Reproduce the listing verbatim, starting at its first line and continuing through the line that contains "The second conductive pattern 83a is at", with that line included.

Collected data entries
══════════════════════════════

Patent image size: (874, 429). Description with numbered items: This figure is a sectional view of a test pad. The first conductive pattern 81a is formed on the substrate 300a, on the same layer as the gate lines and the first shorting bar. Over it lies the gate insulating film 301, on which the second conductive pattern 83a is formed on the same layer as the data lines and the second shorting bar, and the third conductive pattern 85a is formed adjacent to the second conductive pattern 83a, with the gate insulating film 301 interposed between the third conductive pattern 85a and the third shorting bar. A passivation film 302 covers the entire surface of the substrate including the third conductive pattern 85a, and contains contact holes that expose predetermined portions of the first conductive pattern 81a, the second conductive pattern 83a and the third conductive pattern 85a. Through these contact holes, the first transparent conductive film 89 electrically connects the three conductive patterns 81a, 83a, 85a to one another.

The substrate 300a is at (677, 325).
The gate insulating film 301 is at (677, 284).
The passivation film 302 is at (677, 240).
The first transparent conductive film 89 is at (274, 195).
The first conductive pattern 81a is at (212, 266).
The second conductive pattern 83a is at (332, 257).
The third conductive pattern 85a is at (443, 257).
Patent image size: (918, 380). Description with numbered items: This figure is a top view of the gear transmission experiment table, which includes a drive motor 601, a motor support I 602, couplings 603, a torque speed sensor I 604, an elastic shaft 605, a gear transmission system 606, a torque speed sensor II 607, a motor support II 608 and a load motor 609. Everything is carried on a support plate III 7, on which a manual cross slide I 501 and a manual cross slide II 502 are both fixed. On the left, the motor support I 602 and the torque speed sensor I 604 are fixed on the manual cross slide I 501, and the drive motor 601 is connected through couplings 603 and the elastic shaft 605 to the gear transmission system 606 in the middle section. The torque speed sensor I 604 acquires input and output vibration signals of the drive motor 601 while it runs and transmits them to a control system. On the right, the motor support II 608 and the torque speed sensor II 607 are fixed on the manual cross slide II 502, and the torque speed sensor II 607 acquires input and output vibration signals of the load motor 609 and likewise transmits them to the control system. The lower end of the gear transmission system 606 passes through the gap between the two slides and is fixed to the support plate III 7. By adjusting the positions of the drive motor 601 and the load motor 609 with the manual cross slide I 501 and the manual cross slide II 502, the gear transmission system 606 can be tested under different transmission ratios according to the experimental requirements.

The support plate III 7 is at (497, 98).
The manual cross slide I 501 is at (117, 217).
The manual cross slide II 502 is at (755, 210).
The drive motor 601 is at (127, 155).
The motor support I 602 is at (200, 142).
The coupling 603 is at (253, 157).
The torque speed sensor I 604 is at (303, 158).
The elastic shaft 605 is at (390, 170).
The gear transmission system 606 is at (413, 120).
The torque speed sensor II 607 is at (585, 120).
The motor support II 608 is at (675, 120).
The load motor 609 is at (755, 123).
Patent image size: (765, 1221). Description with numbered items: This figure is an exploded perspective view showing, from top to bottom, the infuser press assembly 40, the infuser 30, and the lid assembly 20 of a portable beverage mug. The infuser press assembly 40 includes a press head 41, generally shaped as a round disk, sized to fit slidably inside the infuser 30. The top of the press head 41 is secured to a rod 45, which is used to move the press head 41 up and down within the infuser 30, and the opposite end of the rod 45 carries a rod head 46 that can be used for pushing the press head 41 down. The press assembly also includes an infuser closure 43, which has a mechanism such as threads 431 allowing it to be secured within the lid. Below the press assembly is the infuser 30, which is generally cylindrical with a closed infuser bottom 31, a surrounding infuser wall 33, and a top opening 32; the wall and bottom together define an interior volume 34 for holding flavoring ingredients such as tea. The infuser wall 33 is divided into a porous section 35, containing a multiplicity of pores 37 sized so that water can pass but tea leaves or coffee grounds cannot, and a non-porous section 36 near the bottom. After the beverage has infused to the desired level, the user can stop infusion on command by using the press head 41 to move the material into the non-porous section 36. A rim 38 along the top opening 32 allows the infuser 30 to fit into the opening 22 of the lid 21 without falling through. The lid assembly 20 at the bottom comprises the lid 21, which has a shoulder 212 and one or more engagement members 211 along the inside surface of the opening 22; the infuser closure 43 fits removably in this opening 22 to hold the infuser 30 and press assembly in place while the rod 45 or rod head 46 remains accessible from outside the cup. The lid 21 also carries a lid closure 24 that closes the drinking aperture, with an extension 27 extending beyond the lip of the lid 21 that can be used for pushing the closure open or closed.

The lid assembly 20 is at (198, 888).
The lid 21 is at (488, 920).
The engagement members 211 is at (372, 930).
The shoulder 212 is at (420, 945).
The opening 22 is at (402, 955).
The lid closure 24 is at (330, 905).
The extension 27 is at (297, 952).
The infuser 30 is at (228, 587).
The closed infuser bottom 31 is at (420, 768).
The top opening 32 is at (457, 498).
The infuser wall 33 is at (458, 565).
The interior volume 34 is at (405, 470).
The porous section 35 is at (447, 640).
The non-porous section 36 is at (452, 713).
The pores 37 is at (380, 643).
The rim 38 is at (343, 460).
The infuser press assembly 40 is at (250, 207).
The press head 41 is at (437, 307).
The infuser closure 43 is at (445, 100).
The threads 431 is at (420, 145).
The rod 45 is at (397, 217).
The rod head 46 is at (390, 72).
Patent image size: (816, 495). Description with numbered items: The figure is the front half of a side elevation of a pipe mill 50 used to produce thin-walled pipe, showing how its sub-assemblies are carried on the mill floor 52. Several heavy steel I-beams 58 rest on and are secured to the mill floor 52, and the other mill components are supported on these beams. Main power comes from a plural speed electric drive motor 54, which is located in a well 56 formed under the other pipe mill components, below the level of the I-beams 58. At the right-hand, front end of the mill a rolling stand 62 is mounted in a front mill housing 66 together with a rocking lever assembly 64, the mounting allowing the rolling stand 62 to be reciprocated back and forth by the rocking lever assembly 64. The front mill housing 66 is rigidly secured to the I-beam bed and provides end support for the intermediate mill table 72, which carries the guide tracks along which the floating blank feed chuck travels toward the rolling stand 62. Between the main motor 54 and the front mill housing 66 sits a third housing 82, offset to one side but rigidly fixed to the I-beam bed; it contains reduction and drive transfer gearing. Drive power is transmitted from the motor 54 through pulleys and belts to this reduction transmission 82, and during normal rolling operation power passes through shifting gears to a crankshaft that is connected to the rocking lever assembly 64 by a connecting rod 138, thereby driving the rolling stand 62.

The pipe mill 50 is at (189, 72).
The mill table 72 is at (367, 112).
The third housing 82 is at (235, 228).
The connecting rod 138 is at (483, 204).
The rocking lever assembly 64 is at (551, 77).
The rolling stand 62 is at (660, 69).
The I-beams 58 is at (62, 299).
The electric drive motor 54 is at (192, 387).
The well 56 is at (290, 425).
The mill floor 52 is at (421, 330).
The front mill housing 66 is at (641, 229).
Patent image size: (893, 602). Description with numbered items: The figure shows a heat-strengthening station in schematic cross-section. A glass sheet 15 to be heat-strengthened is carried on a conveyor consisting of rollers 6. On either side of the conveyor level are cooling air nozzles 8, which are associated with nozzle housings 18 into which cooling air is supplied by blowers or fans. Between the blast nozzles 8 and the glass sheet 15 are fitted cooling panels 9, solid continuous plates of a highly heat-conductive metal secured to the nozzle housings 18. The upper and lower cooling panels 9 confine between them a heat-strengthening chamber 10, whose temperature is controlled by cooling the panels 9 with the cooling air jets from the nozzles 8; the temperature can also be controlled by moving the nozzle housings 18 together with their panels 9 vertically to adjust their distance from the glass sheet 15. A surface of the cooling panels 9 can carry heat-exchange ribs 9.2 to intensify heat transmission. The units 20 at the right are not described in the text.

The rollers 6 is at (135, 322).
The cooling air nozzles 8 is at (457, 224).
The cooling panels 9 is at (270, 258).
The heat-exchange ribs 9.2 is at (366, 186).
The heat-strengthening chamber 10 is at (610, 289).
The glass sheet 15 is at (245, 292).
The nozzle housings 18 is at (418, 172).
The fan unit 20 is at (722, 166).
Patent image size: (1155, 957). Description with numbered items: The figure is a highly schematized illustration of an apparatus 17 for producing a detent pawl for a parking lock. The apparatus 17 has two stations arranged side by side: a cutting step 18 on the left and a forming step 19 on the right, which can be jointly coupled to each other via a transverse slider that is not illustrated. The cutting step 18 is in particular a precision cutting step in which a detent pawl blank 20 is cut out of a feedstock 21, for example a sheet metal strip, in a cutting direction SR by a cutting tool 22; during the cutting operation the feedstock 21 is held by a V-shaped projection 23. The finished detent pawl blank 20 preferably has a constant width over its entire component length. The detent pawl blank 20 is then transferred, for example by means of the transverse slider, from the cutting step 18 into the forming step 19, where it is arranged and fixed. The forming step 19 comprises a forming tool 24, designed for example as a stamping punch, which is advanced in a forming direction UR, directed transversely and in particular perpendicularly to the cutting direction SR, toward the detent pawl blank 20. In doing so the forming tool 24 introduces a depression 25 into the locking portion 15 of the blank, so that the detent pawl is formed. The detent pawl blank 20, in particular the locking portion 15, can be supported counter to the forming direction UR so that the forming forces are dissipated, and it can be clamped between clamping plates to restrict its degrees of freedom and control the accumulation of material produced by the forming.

══════════════════════════════

#### [Exercise output]
Patent image size: (874, 429). Description with numbered items: This figure is a sectional view of a test pad. The first conductive pattern 81a is formed on the substrate 300a, on the same layer as the gate lines and the first shorting bar. Over it lies the gate insulating film 301, on which the second conductive pattern 83a is formed on the same layer as the data lines and the second shorting bar, and the third conductive pattern 85a is formed adjacent to the second conductive pattern 83a, with the gate insulating film 301 interposed between the third conductive pattern 85a and the third shorting bar. A passivation film 302 covers the entire surface of the substrate including the third conductive pattern 85a, and contains contact holes that expose predetermined portions of the first conductive pattern 81a, the second conductive pattern 83a and the third conductive pattern 85a. Through these contact holes, the first transparent conductive film 89 electrically connects the three conductive patterns 81a, 83a, 85a to one another.

The substrate 300a is at (677, 325).
The gate insulating film 301 is at (677, 284).
The passivation film 302 is at (677, 240).
The first transparent conductive film 89 is at (274, 195).
The first conductive pattern 81a is at (212, 266).
The second conductive pattern 83a is at (332, 257).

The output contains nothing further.